- Layout annotation data -
□ □ □ □

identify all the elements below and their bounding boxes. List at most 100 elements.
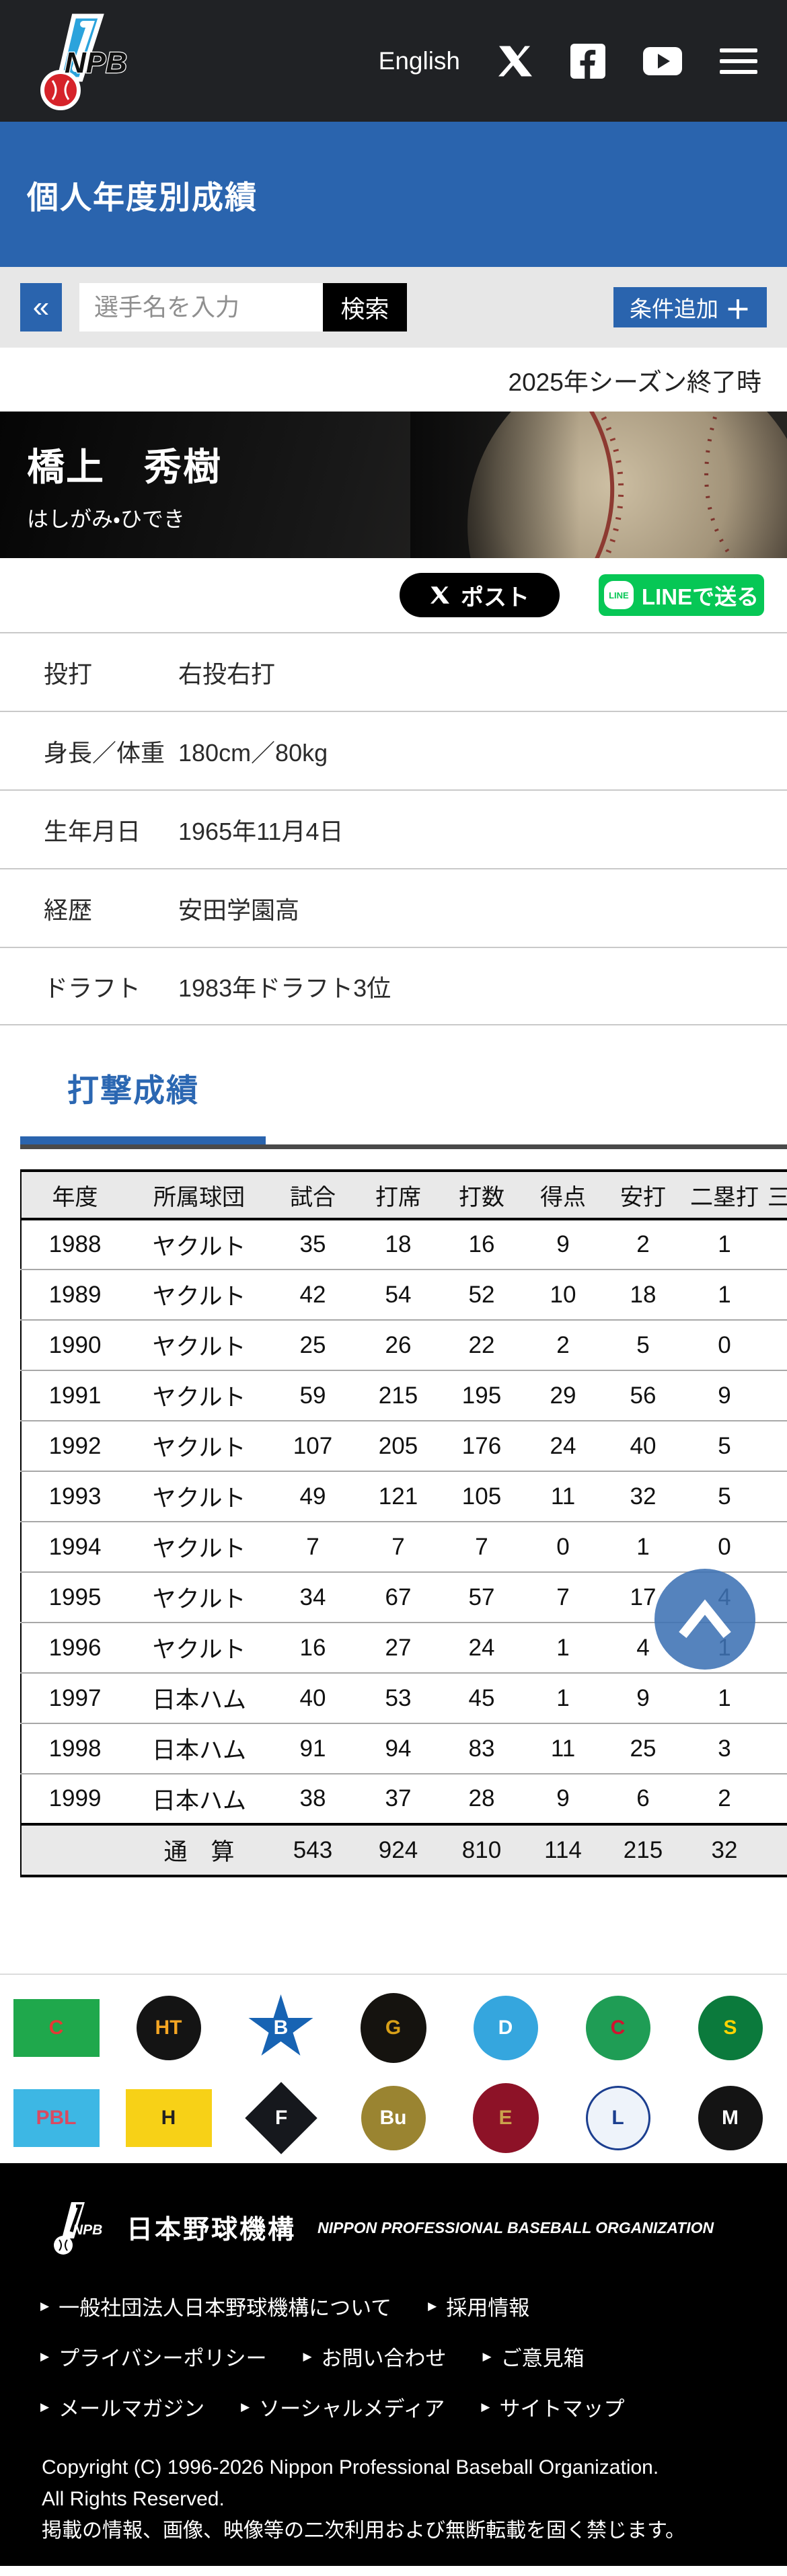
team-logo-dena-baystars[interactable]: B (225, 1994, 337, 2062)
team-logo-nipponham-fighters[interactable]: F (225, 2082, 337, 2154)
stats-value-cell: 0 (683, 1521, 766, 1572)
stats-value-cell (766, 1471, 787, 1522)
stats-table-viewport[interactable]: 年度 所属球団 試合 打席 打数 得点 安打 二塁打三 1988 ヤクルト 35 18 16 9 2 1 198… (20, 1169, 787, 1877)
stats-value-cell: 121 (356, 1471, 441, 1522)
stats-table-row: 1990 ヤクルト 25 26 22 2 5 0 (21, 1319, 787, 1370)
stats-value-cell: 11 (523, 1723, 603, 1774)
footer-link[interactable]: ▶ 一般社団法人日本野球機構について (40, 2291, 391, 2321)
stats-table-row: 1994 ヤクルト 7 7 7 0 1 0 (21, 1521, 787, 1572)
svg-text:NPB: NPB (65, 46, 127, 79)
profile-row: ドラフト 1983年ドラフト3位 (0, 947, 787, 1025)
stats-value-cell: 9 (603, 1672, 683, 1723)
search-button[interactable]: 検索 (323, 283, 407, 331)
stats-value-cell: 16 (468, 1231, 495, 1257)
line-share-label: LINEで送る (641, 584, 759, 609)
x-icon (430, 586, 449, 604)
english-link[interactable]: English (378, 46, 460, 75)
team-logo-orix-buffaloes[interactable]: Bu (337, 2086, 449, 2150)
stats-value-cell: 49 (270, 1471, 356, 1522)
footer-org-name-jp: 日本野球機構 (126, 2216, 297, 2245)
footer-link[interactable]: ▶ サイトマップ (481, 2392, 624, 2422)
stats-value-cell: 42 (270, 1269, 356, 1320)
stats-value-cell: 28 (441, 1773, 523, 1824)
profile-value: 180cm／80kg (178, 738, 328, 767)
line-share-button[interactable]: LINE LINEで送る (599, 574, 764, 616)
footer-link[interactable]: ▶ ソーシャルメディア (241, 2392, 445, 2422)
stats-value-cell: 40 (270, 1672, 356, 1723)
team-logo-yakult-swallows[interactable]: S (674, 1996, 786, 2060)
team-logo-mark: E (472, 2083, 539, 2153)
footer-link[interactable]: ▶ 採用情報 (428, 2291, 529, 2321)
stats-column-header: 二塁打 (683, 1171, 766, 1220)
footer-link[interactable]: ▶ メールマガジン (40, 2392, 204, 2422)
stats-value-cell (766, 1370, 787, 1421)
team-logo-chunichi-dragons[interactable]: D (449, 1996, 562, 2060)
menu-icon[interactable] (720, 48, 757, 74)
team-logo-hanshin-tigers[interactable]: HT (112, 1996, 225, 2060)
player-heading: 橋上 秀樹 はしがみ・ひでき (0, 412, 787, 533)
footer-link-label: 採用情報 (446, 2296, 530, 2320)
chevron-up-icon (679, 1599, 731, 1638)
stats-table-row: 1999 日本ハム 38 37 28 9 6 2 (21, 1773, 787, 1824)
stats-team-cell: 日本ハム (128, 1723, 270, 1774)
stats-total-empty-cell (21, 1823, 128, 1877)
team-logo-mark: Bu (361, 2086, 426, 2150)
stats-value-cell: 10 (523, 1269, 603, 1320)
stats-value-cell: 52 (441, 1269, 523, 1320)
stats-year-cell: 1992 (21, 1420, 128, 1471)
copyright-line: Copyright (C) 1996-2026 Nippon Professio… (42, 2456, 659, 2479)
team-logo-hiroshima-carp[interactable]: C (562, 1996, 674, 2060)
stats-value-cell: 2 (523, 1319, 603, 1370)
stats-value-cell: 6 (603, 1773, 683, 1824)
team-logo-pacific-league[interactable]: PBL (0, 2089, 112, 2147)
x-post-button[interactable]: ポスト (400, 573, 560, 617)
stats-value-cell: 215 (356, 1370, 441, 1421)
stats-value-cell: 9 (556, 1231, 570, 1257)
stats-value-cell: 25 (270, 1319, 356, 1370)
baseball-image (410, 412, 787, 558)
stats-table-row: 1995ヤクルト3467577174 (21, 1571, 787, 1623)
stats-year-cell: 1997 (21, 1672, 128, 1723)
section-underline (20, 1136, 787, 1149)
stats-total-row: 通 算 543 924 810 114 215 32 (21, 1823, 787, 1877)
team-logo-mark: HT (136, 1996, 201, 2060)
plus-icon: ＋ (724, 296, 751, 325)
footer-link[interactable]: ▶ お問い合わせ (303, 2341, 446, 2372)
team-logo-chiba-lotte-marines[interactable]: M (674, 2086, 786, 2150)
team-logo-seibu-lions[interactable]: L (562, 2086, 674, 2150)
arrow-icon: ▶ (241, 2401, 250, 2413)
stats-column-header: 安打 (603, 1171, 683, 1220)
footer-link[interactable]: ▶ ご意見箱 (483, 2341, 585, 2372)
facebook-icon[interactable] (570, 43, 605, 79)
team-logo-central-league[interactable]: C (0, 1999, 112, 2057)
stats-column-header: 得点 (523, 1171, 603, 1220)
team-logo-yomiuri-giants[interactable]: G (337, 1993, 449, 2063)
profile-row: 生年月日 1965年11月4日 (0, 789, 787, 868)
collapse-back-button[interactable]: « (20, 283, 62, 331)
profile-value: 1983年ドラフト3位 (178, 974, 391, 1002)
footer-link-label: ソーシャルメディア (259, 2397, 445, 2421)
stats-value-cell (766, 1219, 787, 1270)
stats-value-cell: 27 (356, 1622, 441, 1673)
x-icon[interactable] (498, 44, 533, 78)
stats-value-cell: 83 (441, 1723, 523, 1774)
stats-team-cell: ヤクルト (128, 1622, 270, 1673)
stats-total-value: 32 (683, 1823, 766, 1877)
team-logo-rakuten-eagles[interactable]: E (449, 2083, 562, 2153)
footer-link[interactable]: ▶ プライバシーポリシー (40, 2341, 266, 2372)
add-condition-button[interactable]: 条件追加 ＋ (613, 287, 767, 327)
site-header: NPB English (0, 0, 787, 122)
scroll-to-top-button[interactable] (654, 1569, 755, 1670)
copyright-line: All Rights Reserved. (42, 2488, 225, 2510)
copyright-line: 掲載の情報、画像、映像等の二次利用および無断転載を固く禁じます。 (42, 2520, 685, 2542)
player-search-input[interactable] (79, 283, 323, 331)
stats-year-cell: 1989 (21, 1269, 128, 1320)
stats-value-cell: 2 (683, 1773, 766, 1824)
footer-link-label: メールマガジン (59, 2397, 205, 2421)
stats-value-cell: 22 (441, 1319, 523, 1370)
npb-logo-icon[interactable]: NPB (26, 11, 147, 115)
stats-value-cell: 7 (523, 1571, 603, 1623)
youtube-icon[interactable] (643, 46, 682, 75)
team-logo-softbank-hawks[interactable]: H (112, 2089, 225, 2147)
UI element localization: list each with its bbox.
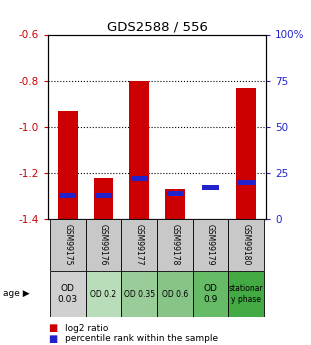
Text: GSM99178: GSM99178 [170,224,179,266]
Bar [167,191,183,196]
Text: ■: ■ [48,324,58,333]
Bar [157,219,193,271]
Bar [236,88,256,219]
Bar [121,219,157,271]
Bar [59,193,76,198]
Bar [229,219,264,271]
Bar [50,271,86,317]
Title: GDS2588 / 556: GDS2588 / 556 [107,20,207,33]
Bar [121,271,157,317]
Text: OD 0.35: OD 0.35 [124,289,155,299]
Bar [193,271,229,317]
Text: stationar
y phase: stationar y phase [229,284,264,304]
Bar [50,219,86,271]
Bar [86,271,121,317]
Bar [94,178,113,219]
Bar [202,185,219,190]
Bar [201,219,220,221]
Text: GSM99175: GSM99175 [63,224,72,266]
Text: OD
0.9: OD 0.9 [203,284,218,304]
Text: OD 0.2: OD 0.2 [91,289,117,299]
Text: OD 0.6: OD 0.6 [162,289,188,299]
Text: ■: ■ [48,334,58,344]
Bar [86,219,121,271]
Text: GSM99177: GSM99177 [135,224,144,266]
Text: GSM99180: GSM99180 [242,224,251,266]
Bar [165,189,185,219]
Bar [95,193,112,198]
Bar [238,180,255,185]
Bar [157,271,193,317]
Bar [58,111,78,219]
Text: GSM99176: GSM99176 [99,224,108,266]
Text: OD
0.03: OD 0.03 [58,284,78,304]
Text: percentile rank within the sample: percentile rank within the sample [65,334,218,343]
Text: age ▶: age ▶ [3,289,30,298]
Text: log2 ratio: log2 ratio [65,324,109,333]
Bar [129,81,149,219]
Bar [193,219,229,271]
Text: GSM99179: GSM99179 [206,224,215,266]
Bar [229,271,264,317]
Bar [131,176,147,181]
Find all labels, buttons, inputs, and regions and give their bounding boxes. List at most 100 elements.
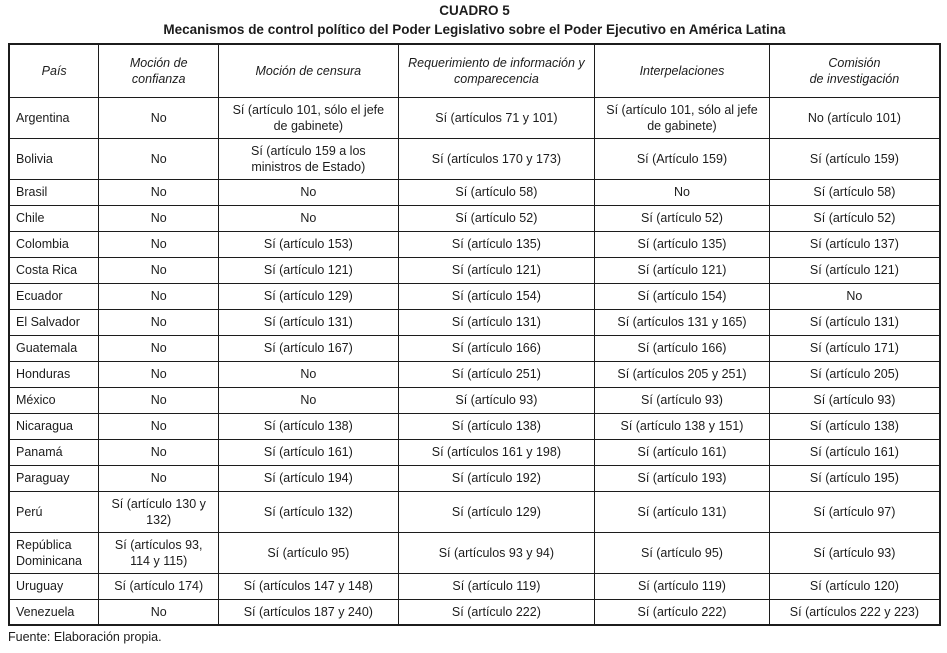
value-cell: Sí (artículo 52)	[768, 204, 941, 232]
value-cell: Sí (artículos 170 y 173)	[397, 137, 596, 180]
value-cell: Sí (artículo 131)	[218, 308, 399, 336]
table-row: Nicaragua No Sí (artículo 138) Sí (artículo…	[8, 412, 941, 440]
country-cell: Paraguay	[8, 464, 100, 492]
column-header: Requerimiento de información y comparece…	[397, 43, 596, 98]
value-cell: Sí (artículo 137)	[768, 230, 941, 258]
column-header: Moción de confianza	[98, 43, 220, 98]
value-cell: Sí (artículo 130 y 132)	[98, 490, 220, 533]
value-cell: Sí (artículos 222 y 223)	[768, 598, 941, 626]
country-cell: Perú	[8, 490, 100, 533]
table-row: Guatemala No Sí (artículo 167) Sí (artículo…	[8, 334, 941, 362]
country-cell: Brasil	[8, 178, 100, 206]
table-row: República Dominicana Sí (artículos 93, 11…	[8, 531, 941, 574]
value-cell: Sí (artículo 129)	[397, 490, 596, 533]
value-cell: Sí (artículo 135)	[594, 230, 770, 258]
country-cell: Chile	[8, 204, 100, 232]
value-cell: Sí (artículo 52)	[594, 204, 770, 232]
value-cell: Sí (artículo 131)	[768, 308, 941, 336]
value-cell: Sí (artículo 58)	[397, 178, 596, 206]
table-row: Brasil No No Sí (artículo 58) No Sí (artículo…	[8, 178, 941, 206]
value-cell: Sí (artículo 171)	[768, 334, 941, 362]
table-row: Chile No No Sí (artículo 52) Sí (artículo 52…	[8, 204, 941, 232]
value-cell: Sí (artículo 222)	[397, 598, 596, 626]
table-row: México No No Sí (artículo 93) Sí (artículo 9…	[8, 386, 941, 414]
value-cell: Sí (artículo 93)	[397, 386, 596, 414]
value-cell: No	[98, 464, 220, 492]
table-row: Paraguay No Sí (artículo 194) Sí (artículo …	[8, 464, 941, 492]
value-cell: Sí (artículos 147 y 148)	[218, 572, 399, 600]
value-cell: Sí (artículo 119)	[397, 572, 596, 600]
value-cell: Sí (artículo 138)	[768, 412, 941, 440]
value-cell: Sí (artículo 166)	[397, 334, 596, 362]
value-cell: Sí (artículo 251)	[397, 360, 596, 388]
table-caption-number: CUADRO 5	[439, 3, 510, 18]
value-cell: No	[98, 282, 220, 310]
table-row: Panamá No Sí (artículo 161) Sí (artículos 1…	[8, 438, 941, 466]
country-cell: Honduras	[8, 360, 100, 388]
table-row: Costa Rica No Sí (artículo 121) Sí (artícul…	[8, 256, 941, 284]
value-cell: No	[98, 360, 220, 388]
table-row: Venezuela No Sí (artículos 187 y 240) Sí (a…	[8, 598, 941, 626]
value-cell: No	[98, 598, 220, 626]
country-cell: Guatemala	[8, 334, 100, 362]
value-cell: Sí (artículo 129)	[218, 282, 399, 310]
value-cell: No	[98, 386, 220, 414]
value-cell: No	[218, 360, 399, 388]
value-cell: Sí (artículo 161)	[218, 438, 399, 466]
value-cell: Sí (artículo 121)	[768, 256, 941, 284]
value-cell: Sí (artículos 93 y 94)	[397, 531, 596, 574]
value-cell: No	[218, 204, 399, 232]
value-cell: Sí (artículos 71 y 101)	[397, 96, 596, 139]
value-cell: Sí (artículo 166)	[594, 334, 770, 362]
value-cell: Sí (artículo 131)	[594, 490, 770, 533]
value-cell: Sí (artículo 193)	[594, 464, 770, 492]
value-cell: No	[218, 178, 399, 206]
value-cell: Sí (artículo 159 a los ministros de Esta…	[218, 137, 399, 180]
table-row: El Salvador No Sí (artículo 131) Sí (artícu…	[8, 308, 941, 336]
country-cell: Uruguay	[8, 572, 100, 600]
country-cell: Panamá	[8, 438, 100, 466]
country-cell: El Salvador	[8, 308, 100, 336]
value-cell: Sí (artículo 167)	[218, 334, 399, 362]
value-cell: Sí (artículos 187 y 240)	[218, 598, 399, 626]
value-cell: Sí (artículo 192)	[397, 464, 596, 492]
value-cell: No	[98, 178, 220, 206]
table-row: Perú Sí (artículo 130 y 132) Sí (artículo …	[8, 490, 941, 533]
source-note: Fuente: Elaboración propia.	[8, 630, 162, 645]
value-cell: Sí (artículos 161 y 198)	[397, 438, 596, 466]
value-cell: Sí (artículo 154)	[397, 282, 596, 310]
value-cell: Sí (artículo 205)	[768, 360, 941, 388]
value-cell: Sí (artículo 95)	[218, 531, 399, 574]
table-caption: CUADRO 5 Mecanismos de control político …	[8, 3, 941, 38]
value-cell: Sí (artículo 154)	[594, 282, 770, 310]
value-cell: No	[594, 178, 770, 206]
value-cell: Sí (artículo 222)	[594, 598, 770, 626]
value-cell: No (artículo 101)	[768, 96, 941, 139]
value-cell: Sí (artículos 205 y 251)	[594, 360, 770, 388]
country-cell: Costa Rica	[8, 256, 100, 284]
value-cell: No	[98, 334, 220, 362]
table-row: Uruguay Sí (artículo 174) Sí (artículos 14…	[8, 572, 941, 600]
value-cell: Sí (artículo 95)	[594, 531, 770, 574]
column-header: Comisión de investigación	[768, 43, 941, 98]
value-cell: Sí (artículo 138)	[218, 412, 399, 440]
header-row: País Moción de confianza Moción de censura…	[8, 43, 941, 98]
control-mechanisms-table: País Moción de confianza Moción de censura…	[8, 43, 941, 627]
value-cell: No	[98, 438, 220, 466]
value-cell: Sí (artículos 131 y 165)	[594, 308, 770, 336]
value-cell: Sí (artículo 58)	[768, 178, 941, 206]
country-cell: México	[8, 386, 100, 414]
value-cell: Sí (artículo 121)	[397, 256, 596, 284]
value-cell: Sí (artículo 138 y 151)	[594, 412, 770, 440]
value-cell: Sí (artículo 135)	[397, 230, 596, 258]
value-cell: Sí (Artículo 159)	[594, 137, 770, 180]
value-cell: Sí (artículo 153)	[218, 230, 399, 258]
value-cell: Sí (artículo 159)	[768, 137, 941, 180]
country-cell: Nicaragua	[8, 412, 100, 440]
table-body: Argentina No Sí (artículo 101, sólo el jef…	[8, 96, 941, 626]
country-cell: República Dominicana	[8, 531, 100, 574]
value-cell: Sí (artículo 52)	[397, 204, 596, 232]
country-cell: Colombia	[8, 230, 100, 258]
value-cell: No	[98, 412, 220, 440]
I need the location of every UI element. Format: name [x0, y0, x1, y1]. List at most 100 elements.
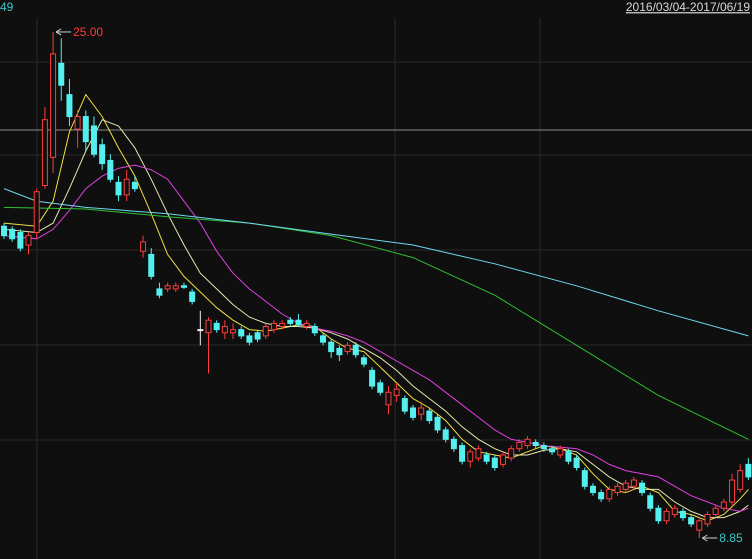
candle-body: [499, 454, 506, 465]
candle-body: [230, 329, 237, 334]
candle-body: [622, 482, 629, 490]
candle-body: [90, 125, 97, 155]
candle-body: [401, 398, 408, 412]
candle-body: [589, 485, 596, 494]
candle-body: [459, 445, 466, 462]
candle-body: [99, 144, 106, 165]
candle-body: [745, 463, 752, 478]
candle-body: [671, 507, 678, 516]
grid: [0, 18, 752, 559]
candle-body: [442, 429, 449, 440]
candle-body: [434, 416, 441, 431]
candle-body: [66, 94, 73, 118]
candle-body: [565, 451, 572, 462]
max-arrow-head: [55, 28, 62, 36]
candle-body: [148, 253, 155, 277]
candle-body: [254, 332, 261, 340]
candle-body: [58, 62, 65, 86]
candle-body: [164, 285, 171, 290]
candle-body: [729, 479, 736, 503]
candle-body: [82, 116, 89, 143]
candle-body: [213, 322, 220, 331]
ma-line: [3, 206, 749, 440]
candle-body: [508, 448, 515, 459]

□ □ □ □

- Given exercise -
Repeat the lines of the entries exactly, starting with the line that contains "team-logo-dena-baystars[interactable]: B (225, 1994, 337, 2062)" and ending with the line that contains "footer-link[interactable]: ▶ サイトマップ", both included.

- Result of this exercise -
team-logo-dena-baystars[interactable]: B (225, 1994, 337, 2062)
team-logo-nipponham-fighters[interactable]: F (225, 2082, 337, 2154)
stats-value-cell: 0 (683, 1521, 766, 1572)
stats-value-cell (766, 1471, 787, 1522)
stats-table-viewport[interactable]: 年度 所属球団 試合 打席 打数 得点 安打 二塁打三 1988 ヤクルト 35 18 16 9 2 1 198… (20, 1169, 787, 1877)
stats-value-cell: 121 (356, 1471, 441, 1522)
stats-table-row: 1990 ヤクルト 25 26 22 2 5 0 (21, 1319, 787, 1370)
stats-value-cell: 11 (523, 1723, 603, 1774)
footer-link[interactable]: ▶ 一般社団法人日本野球機構について (40, 2291, 391, 2321)
stats-table-row: 1994 ヤクルト 7 7 7 0 1 0 (21, 1521, 787, 1572)
svg-text:NPB: NPB (65, 46, 127, 79)
profile-row: ドラフト 1983年ドラフト3位 (0, 947, 787, 1025)
stats-value-cell: 9 (603, 1672, 683, 1723)
search-button[interactable]: 検索 (323, 283, 407, 331)
stats-value-cell: 16 (468, 1231, 495, 1257)
line-share-label: LINEで送る (641, 584, 759, 609)
x-icon (430, 586, 449, 604)
english-link[interactable]: English (378, 46, 460, 75)
team-logo-orix-buffaloes[interactable]: Bu (337, 2086, 449, 2150)
stats-value-cell: 49 (270, 1471, 356, 1522)
footer-org-name-jp: 日本野球機構 (126, 2216, 297, 2245)
footer-link[interactable]: ▶ サイトマップ (481, 2392, 624, 2422)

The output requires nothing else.